Return every entry exactly as written.
##### SUPPLIED DATA #####
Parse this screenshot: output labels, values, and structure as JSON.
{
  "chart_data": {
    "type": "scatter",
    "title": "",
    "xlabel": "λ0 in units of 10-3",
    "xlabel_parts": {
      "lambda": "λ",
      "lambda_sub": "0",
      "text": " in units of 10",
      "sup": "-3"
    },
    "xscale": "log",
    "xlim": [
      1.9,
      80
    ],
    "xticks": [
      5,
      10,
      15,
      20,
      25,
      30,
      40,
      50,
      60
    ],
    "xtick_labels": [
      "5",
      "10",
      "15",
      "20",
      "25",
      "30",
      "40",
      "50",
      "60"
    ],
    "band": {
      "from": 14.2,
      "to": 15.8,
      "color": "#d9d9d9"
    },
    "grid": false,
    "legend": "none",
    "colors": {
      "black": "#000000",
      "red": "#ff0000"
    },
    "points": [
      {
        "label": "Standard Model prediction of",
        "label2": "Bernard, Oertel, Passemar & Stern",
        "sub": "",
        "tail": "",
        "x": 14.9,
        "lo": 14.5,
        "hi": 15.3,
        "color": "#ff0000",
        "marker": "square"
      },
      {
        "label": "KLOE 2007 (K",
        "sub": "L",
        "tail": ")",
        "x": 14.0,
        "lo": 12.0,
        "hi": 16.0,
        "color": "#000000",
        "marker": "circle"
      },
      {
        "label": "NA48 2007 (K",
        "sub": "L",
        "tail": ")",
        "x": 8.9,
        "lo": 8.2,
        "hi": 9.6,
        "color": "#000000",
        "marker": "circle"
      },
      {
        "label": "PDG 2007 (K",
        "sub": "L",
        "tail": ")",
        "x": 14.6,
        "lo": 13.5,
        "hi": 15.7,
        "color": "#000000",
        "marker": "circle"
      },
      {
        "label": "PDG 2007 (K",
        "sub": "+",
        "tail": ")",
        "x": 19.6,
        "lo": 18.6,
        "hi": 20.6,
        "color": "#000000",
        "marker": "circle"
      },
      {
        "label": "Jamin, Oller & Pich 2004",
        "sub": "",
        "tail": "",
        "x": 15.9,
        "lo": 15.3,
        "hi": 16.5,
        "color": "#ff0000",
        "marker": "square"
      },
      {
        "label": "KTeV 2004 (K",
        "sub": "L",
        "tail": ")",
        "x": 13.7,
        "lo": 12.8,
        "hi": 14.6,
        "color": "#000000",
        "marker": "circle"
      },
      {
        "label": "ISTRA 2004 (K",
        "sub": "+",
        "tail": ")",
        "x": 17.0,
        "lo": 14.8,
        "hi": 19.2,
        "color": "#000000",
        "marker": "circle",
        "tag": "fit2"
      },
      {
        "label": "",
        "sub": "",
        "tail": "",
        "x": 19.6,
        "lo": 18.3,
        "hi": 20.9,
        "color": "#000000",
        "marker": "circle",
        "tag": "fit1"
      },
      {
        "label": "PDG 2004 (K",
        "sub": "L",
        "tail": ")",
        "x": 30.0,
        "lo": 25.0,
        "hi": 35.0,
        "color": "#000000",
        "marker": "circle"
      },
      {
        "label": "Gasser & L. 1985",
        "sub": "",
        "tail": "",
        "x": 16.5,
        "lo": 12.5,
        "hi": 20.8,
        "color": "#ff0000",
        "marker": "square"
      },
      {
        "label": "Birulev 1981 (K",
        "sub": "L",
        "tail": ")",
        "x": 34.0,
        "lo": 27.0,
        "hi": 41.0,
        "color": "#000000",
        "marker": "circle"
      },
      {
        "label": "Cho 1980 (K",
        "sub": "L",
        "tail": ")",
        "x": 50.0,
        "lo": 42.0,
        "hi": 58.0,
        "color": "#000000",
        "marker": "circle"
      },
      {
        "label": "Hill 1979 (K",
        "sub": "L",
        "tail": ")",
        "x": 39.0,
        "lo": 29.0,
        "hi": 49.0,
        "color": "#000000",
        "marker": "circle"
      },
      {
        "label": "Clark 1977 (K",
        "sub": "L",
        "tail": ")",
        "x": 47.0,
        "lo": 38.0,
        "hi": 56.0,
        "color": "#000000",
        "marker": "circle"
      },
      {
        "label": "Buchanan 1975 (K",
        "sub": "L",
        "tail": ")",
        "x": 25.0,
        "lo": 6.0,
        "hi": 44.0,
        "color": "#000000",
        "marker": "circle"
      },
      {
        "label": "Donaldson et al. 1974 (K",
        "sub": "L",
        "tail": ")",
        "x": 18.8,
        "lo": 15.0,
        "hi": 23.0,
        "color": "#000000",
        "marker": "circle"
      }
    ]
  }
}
#####
▶ [ANSWER IN FULL]:
Parse this screenshot: output labels, values, and structure as JSON.
{
  "chart_data": {
    "type": "scatter",
    "title": "",
    "xlabel": "λ0 in units of 10-3",
    "xlabel_parts": {
      "lambda": "λ",
      "lambda_sub": "0",
      "text": " in units of 10",
      "sup": "-3"
    },
    "xscale": "log",
    "xlim": [
      1.9,
      80
    ],
    "xticks": [
      5,
      10,
      15,
      20,
      25,
      30,
      40,
      50,
      60
    ],
    "xtick_labels": [
      "5",
      "10",
      "15",
      "20",
      "25",
      "30",
      "40",
      "50",
      "60"
    ],
    "band": {
      "from": 14.2,
      "to": 15.8,
      "color": "#d9d9d9"
    },
    "grid": false,
    "legend": "none",
    "colors": {
      "black": "#000000",
      "red": "#ff0000"
    },
    "points": [
      {
        "label": "Standard Model prediction of",
        "label2": "Bernard, Oertel, Passemar & Stern",
        "sub": "",
        "tail": "",
        "x": 14.9,
        "lo": 14.5,
        "hi": 15.3,
        "color": "#ff0000",
        "marker": "square"
      },
      {
        "label": "KLOE 2007 (K",
        "sub": "L",
        "tail": ")",
        "x": 14.0,
        "lo": 12.0,
        "hi": 16.0,
        "color": "#000000",
        "marker": "circle"
      },
      {
        "label": "NA48 2007 (K",
        "sub": "L",
        "tail": ")",
        "x": 8.9,
        "lo": 8.2,
        "hi": 9.6,
        "color": "#000000",
        "marker": "circle"
      },
      {
        "label": "PDG 2007 (K",
        "sub": "L",
        "tail": ")",
        "x": 14.6,
        "lo": 13.5,
        "hi": 15.7,
        "color": "#000000",
        "marker": "circle"
      },
      {
        "label": "PDG 2007 (K",
        "sub": "+",
        "tail": ")",
        "x": 19.6,
        "lo": 18.6,
        "hi": 20.6,
        "color": "#000000",
        "marker": "circle"
      },
      {
        "label": "Jamin, Oller & Pich 2004",
        "sub": "",
        "tail": "",
        "x": 15.9,
        "lo": 15.3,
        "hi": 16.5,
        "color": "#ff0000",
        "marker": "square"
      },
      {
        "label": "KTeV 2004 (K",
        "sub": "L",
        "tail": ")",
        "x": 13.7,
        "lo": 12.8,
        "hi": 14.6,
        "color": "#000000",
        "marker": "circle"
      },
      {
        "label": "ISTRA 2004 (K",
        "sub": "+",
        "tail": ")",
        "x": 17.0,
        "lo": 14.8,
        "hi": 19.2,
        "color": "#000000",
        "marker": "circle",
        "tag": "fit2"
      },
      {
        "label": "",
        "sub": "",
        "tail": "",
        "x": 19.6,
        "lo": 18.3,
        "hi": 20.9,
        "color": "#000000",
        "marker": "circle",
        "tag": "fit1"
      },
      {
        "label": "PDG 2004 (K",
        "sub": "L",
        "tail": ")",
        "x": 30.0,
        "lo": 25.0,
        "hi": 35.0,
        "color": "#000000",
        "marker": "circle"
      },
      {
        "label": "Gasser & L. 1985",
        "sub": "",
        "tail": "",
        "x": 16.5,
        "lo": 12.5,
        "hi": 20.8,
        "color": "#ff0000",
        "marker": "square"
      },
      {
        "label": "Birulev 1981 (K",
        "sub": "L",
        "tail": ")",
        "x": 34.0,
        "lo": 27.0,
        "hi": 41.0,
        "color": "#000000",
        "marker": "circle"
      },
      {
        "label": "Cho 1980 (K",
        "sub": "L",
        "tail": ")",
        "x": 50.0,
        "lo": 42.0,
        "hi": 58.0,
        "color": "#000000",
        "marker": "circle"
      },
      {
        "label": "Hill 1979 (K",
        "sub": "L",
        "tail": ")",
        "x": 39.0,
        "lo": 29.0,
        "hi": 49.0,
        "color": "#000000",
        "marker": "circle"
      },
      {
        "label": "Clark 1977 (K",
        "sub": "L",
        "tail": ")",
        "x": 47.0,
        "lo": 38.0,
        "hi": 56.0,
        "color": "#000000",
        "marker": "circle"
      },
      {
        "label": "Buchanan 1975 (K",
        "sub": "L",
        "tail": ")",
        "x": 25.0,
        "lo": 6.0,
        "hi": 44.0,
        "color": "#000000",
        "marker": "circle"
      },
      {
        "label": "Donaldson et al. 1974 (K",
        "sub": "L",
        "tail": ")",
        "x": 18.8,
        "lo": 15.0,
        "hi": 23.0,
        "color": "#000000",
        "marker": "circle"
      }
    ]
  }
}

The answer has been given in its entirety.